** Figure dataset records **
---*---
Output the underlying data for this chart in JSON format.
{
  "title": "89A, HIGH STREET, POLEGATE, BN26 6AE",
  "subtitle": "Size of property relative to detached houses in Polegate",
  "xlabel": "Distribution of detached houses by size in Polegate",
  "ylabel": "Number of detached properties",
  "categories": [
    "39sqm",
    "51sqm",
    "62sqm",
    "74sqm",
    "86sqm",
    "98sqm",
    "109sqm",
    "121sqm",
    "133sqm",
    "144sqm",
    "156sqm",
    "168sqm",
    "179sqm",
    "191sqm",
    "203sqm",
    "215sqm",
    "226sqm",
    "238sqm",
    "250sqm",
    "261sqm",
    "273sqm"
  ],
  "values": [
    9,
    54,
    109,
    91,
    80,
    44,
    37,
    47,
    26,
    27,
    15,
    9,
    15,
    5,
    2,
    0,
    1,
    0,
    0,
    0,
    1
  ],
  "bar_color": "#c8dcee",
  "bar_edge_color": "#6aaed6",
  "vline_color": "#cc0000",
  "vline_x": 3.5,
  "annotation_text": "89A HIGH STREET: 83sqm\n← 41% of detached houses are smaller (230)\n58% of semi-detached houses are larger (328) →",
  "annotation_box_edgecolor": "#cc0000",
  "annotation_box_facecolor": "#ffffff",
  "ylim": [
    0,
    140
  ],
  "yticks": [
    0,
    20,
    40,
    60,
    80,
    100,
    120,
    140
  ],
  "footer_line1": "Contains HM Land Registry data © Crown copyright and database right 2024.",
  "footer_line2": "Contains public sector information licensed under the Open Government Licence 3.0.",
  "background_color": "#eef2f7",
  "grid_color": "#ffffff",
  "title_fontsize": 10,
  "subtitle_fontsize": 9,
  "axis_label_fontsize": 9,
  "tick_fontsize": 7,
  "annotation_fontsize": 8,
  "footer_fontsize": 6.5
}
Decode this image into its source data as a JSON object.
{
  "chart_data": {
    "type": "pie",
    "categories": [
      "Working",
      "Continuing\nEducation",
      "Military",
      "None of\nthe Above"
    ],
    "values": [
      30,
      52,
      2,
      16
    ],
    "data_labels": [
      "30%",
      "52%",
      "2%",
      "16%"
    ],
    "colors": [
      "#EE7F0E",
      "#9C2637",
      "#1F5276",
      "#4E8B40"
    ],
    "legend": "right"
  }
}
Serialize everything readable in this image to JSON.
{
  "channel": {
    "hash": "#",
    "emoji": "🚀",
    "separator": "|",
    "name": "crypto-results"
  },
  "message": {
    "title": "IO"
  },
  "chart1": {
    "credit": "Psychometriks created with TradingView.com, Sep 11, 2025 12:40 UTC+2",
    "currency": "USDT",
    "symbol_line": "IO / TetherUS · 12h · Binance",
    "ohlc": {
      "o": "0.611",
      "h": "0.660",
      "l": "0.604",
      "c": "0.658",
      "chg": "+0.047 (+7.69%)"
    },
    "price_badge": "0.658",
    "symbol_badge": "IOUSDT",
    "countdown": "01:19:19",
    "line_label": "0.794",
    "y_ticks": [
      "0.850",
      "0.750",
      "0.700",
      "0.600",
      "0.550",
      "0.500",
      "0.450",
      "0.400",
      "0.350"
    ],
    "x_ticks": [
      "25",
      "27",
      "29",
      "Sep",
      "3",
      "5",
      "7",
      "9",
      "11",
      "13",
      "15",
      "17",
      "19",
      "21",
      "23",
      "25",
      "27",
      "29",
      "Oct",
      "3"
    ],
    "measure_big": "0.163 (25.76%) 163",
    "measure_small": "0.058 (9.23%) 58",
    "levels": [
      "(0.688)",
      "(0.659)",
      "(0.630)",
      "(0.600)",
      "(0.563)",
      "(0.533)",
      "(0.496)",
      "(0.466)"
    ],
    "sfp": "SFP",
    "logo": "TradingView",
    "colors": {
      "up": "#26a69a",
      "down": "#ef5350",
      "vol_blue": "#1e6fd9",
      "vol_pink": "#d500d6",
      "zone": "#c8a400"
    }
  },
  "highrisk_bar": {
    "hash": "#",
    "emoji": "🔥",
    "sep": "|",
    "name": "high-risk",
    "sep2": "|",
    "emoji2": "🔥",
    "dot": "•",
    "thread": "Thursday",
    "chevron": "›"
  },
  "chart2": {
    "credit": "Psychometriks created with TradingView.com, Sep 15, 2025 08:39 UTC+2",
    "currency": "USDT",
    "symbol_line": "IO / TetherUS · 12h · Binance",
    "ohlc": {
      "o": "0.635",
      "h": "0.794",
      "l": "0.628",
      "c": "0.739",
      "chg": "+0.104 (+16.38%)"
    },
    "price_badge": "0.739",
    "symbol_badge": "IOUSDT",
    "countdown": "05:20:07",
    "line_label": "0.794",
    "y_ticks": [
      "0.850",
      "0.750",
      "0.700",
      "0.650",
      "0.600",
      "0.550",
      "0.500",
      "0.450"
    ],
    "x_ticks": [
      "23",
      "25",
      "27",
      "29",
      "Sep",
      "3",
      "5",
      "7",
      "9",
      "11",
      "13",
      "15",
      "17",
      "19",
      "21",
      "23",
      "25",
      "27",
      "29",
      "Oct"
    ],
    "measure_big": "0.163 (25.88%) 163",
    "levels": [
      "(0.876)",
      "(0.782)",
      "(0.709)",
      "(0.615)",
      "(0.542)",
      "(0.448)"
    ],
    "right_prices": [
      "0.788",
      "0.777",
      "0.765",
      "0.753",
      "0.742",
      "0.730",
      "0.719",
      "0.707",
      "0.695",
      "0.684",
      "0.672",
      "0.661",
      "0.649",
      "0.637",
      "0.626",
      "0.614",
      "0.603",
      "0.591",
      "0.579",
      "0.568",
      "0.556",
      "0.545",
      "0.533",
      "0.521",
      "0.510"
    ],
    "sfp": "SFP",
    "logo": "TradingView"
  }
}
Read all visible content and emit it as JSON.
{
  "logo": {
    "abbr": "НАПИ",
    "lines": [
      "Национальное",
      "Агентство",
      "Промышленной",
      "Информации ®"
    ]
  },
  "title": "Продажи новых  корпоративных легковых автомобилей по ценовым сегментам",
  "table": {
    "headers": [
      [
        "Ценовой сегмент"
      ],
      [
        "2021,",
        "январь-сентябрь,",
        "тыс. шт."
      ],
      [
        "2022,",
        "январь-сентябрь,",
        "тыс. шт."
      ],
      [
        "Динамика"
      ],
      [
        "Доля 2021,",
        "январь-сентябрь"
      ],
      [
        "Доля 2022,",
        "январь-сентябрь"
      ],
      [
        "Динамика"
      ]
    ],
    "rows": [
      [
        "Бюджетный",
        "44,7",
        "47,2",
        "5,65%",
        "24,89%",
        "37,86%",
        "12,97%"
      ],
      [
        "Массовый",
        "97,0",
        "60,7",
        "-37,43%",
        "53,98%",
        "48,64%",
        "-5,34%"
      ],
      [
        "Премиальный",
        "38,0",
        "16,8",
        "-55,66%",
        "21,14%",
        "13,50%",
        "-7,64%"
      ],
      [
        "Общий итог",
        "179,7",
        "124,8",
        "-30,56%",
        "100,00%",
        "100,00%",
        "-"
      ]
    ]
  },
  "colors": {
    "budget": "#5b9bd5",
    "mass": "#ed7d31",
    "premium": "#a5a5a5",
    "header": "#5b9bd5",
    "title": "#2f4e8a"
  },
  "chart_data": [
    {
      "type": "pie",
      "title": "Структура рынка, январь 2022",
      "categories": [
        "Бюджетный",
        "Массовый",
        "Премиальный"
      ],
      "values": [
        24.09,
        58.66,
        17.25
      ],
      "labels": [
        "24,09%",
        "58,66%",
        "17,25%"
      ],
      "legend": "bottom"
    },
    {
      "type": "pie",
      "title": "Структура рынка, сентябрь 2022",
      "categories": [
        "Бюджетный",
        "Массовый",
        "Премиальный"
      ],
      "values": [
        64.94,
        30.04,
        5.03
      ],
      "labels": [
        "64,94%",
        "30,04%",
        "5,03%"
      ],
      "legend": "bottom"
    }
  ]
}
---*---
Out of the preceding entries, pull every line containing the string "detached".

** Reply **
  "subtitle": "Size of property relative to detached houses in Polegate",
  "xlabel": "Distribution of detached houses by size in Polegate",
  "ylabel": "Number of detached properties",
  "annotation_text": "89A HIGH STREET: 83sqm\n← 41% of detached houses are smaller (230)\n58% of semi-detached houses are larger (328) →",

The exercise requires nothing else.